* START *

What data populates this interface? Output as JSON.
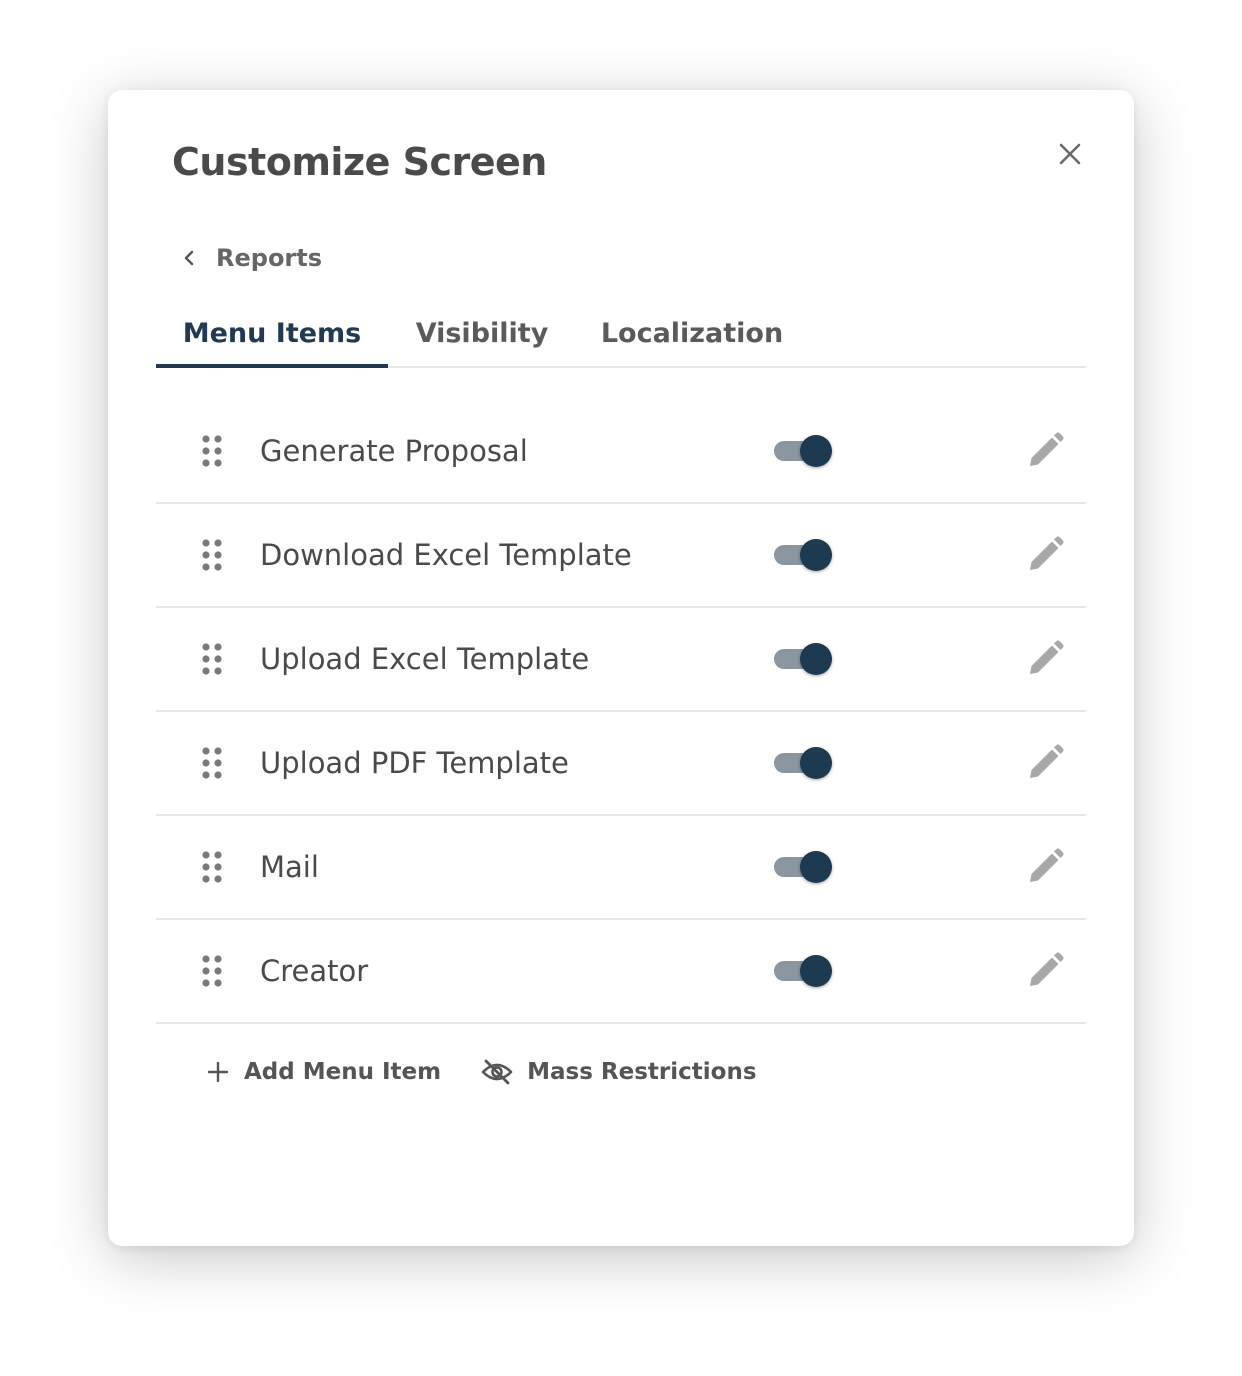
{
  "dialog": {
    "title": "Customize Screen",
    "close_icon": "close-icon"
  },
  "breadcrumb": {
    "icon": "chevron-left-icon",
    "label": "Reports"
  },
  "tabs": [
    {
      "label": "Menu Items",
      "active": true
    },
    {
      "label": "Visibility",
      "active": false
    },
    {
      "label": "Localization",
      "active": false
    }
  ],
  "menu_items": [
    {
      "label": "Generate Proposal",
      "enabled": true
    },
    {
      "label": "Download Excel Template",
      "enabled": true
    },
    {
      "label": "Upload Excel Template",
      "enabled": true
    },
    {
      "label": "Upload PDF Template",
      "enabled": true
    },
    {
      "label": "Mail",
      "enabled": true
    },
    {
      "label": "Creator",
      "enabled": true
    }
  ],
  "actions": {
    "add_label": "Add Menu Item",
    "add_icon": "plus-icon",
    "mass_label": "Mass Restrictions",
    "mass_icon": "eye-off-icon"
  },
  "colors": {
    "accent": "#1f3a52",
    "toggle_track": "#8a96a0",
    "toggle_thumb": "#1e3a50",
    "text": "#4a4a4a",
    "icon": "#a8a8a8",
    "divider": "#e6e6e6"
  }
}
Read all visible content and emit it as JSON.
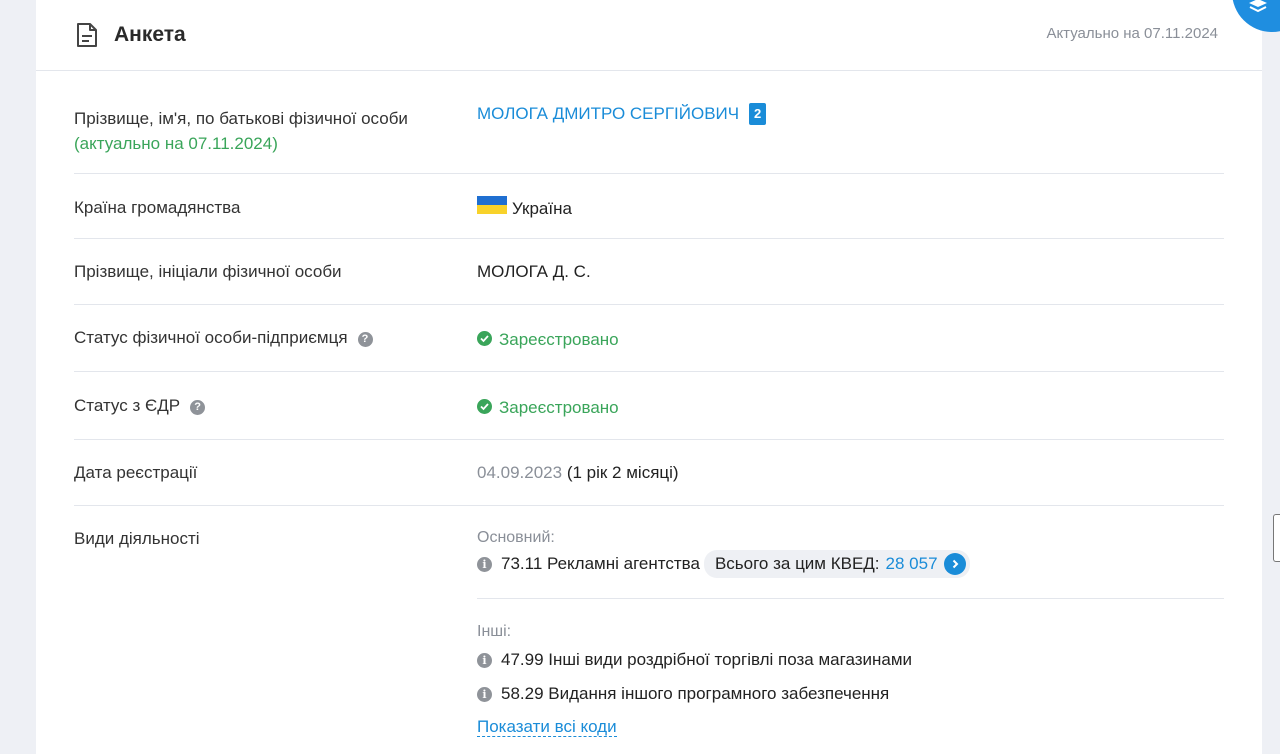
{
  "header": {
    "title": "Анкета",
    "actual_date": "Актуально на 07.11.2024"
  },
  "fields": {
    "full_name": {
      "label": "Прізвище, ім'я, по батькові фізичної особи",
      "sublabel": "(актуально на 07.11.2024)",
      "value": "МОЛОГА ДМИТРО СЕРГІЙОВИЧ",
      "badge": "2"
    },
    "citizenship": {
      "label": "Країна громадянства",
      "value": "Україна"
    },
    "initials": {
      "label": "Прізвище, ініціали фізичної особи",
      "value": "МОЛОГА Д. С."
    },
    "fop_status": {
      "label": "Статус фізичної особи-підприємця",
      "value": "Зареєстровано"
    },
    "edr_status": {
      "label": "Статус з ЄДР",
      "value": "Зареєстровано"
    },
    "registration_date": {
      "label": "Дата реєстрації",
      "date": "04.09.2023",
      "duration": "(1 рік 2 місяці)"
    },
    "activities": {
      "label": "Види діяльності",
      "main_heading": "Основний:",
      "main": {
        "code_text": "73.11 Рекламні агентства",
        "total_label": "Всього за цим КВЕД:",
        "total_count": "28 057"
      },
      "other_heading": "Інші:",
      "others": [
        "47.99 Інші види роздрібної торгівлі поза магазинами",
        "58.29 Видання іншого програмного забезпечення"
      ],
      "show_all": "Показати всі коди"
    }
  },
  "colors": {
    "accent": "#1a8cd8",
    "success": "#3aa55a",
    "muted": "#8a8f98",
    "page_bg": "#eef0f5"
  },
  "icons": [
    "document-icon",
    "help-icon",
    "check-circle-icon",
    "info-icon",
    "ukraine-flag-icon",
    "arrow-right-icon",
    "layers-icon"
  ]
}
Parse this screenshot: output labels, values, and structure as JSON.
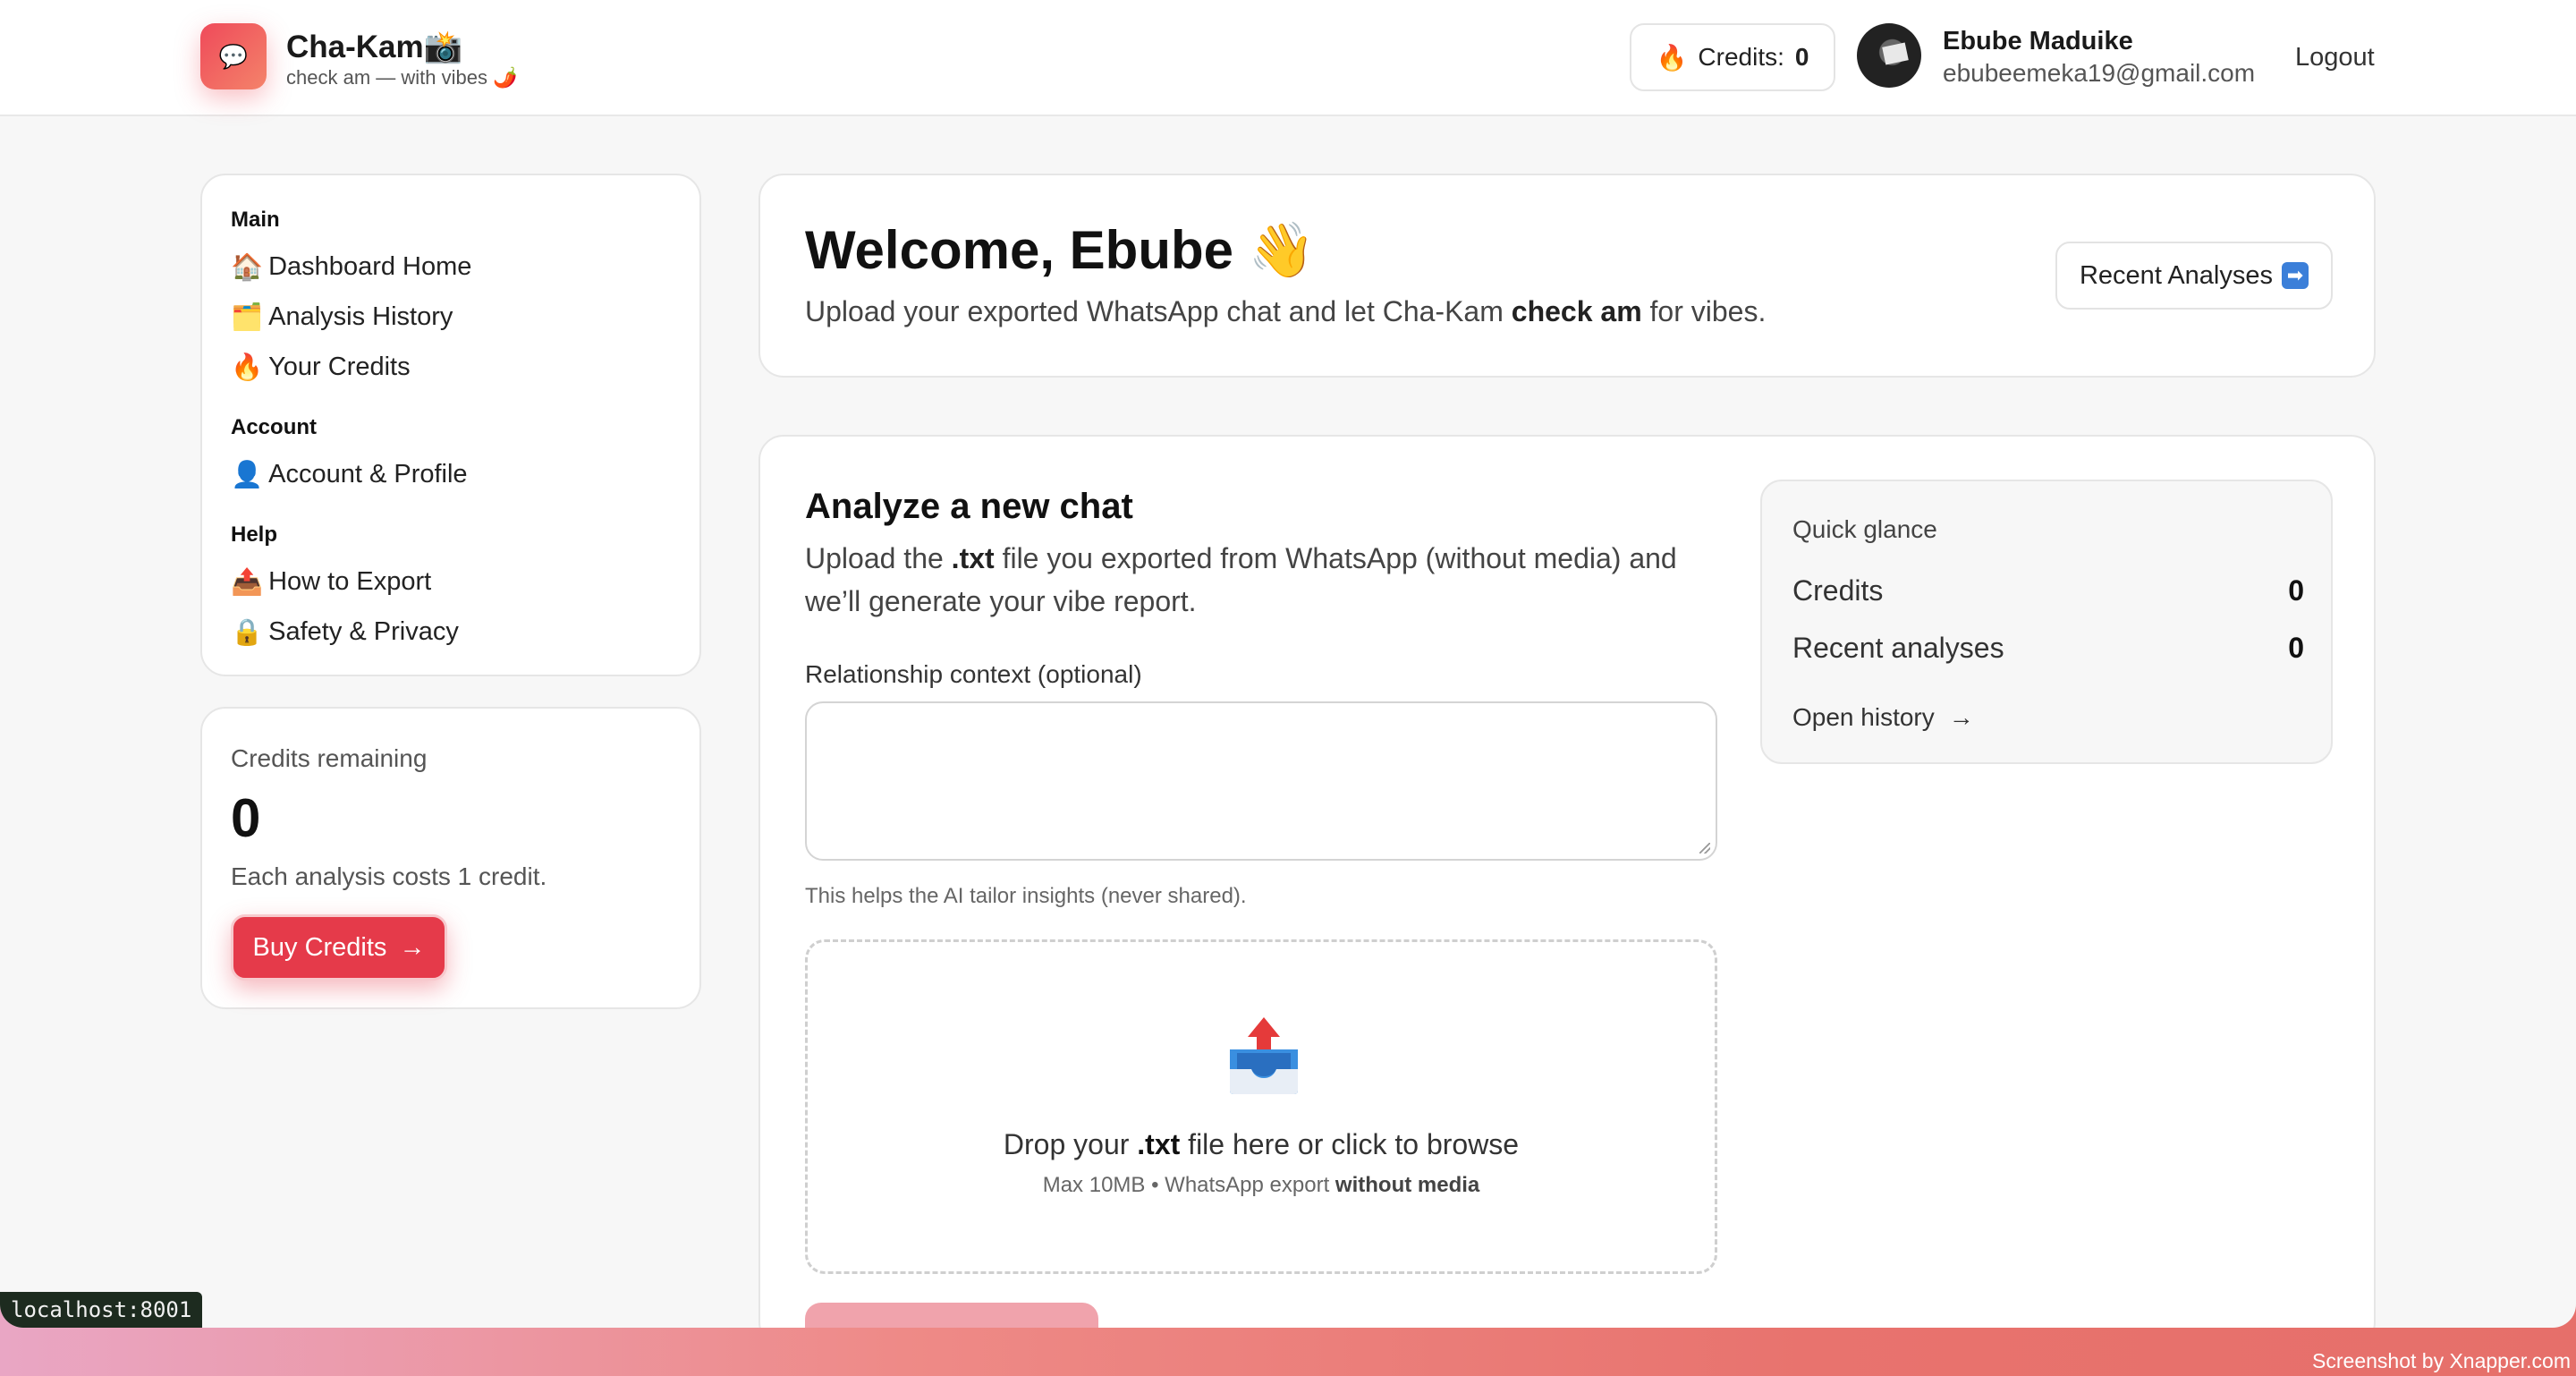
{
  "brand": {
    "logo_glyph": "💬",
    "name": "Cha-Kam📸",
    "tagline": "check am — with vibes 🌶️",
    "accent_color": "#e53a4a"
  },
  "header": {
    "credits_icon": "🔥",
    "credits_label": "Credits:",
    "credits_value": "0",
    "user_name": "Ebube Maduike",
    "user_email": "ebubeemeka19@gmail.com",
    "logout_label": "Logout"
  },
  "sidebar": {
    "sections": [
      {
        "title": "Main",
        "items": [
          {
            "icon": "🏠",
            "label": "Dashboard Home"
          },
          {
            "icon": "🗂️",
            "label": "Analysis History"
          },
          {
            "icon": "🔥",
            "label": "Your Credits"
          }
        ]
      },
      {
        "title": "Account",
        "items": [
          {
            "icon": "👤",
            "label": "Account & Profile"
          }
        ]
      },
      {
        "title": "Help",
        "items": [
          {
            "icon": "📤",
            "label": "How to Export"
          },
          {
            "icon": "🔒",
            "label": "Safety & Privacy"
          }
        ]
      }
    ]
  },
  "credits_card": {
    "title": "Credits remaining",
    "value": "0",
    "description": "Each analysis costs 1 credit.",
    "buy_label": "Buy Credits",
    "buy_arrow": "→"
  },
  "welcome": {
    "title": "Welcome, Ebube 👋",
    "subtitle_pre": "Upload your exported WhatsApp chat and let Cha-Kam ",
    "subtitle_bold": "check am",
    "subtitle_post": " for vibes.",
    "recent_button": "Recent Analyses",
    "recent_icon": "➡"
  },
  "analyze": {
    "title": "Analyze a new chat",
    "desc_pre": "Upload the ",
    "desc_bold": ".txt",
    "desc_post": " file you exported from WhatsApp (without media) and we’ll generate your vibe report.",
    "context_label": "Relationship context (optional)",
    "context_value": "",
    "context_help": "This helps the AI tailor insights (never shared).",
    "drop_pre": "Drop your ",
    "drop_bold": ".txt",
    "drop_post": " file here or click to browse",
    "drop_sub_pre": "Max 10MB • WhatsApp export ",
    "drop_sub_bold": "without media"
  },
  "quick_glance": {
    "title": "Quick glance",
    "rows": [
      {
        "label": "Credits",
        "value": "0"
      },
      {
        "label": "Recent analyses",
        "value": "0"
      }
    ],
    "link_label": "Open history",
    "link_arrow": "→"
  },
  "statusbar": {
    "url": "localhost:8001"
  },
  "watermark": "Screenshot by Xnapper.com"
}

* END *

## WHAT IS BEING ASKED
Using the listing above, gather each line that holds the string "exported" and copy it.

## EXERCISE RESPONSE
    "subtitle_pre": "Upload your exported WhatsApp chat and let Cha-Kam ",
    "desc_post": " file you exported from WhatsApp (without media) and we’ll generate your vibe report.",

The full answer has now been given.